EXERCISE TASK
Show all lines holding the string "Time".

RECORDS FOR THIS EXERCISE
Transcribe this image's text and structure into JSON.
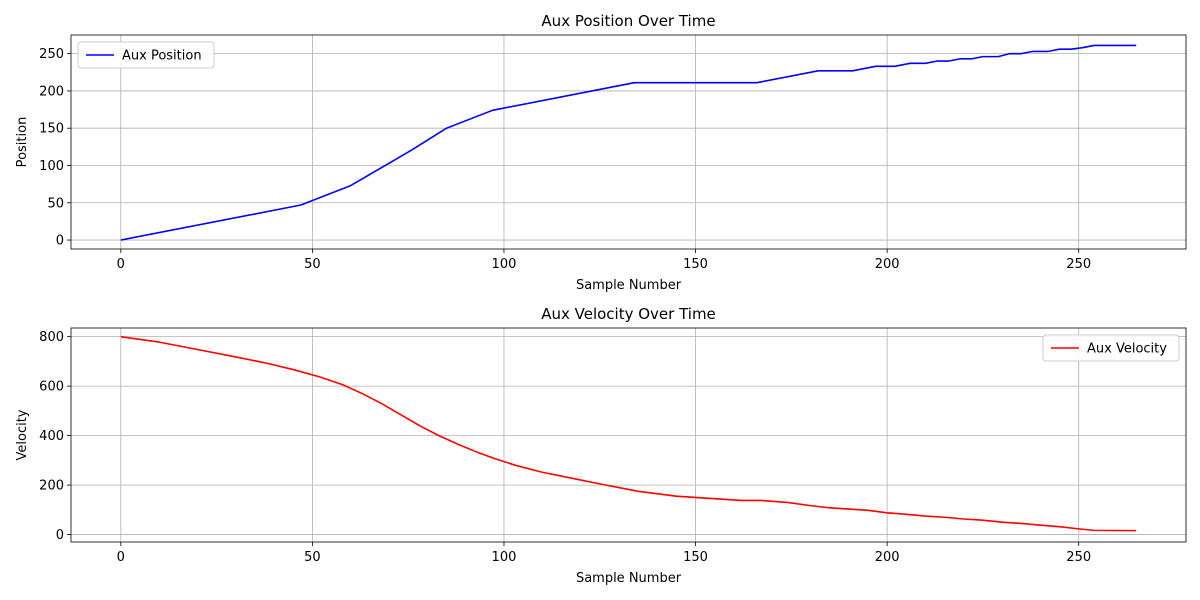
{
  "chart_data": [
    {
      "type": "line",
      "title": "Aux Position Over Time",
      "xlabel": "Sample Number",
      "ylabel": "Position",
      "xlim": [
        -13,
        278
      ],
      "ylim": [
        -12,
        275
      ],
      "xticks": [
        0,
        50,
        100,
        150,
        200,
        250
      ],
      "yticks": [
        0,
        50,
        100,
        150,
        200,
        250
      ],
      "grid": true,
      "legend_position": "top-left",
      "series": [
        {
          "name": "Aux Position",
          "color": "#0000ff",
          "x": [
            0,
            47,
            60,
            73,
            76,
            85,
            97,
            134,
            166,
            182,
            191,
            197,
            202,
            206,
            210,
            213,
            216,
            219,
            222,
            225,
            229,
            232,
            235,
            238,
            242,
            245,
            248,
            251,
            254,
            257,
            265
          ],
          "y": [
            0,
            47,
            73,
            112,
            121,
            150,
            174,
            211,
            211,
            227,
            227,
            233,
            233,
            237,
            237,
            240,
            240,
            243,
            243,
            246,
            246,
            250,
            250,
            253,
            253,
            256,
            256,
            258,
            261,
            261,
            261
          ]
        }
      ]
    },
    {
      "type": "line",
      "title": "Aux Velocity Over Time",
      "xlabel": "Sample Number",
      "ylabel": "Velocity",
      "xlim": [
        -13,
        278
      ],
      "ylim": [
        -30,
        835
      ],
      "xticks": [
        0,
        50,
        100,
        150,
        200,
        250
      ],
      "yticks": [
        0,
        200,
        400,
        600,
        800
      ],
      "grid": true,
      "legend_position": "top-right",
      "series": [
        {
          "name": "Aux Velocity",
          "color": "#ff0000",
          "x": [
            0,
            10,
            20,
            30,
            38,
            45,
            52,
            58,
            63,
            68,
            73,
            78,
            83,
            88,
            93,
            98,
            103,
            110,
            118,
            126,
            135,
            145,
            155,
            162,
            167,
            174,
            180,
            185,
            190,
            195,
            200,
            205,
            210,
            215,
            220,
            225,
            230,
            235,
            240,
            245,
            250,
            254,
            265
          ],
          "y": [
            800,
            778,
            748,
            718,
            693,
            667,
            637,
            605,
            570,
            530,
            485,
            440,
            400,
            365,
            333,
            305,
            280,
            252,
            227,
            202,
            175,
            155,
            145,
            138,
            138,
            130,
            117,
            108,
            103,
            98,
            88,
            82,
            75,
            70,
            63,
            58,
            50,
            45,
            38,
            32,
            23,
            17,
            16
          ]
        }
      ]
    }
  ]
}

REPLY TO THE EXERCISE
      "title": "Aux Position Over Time",
      "title": "Aux Velocity Over Time",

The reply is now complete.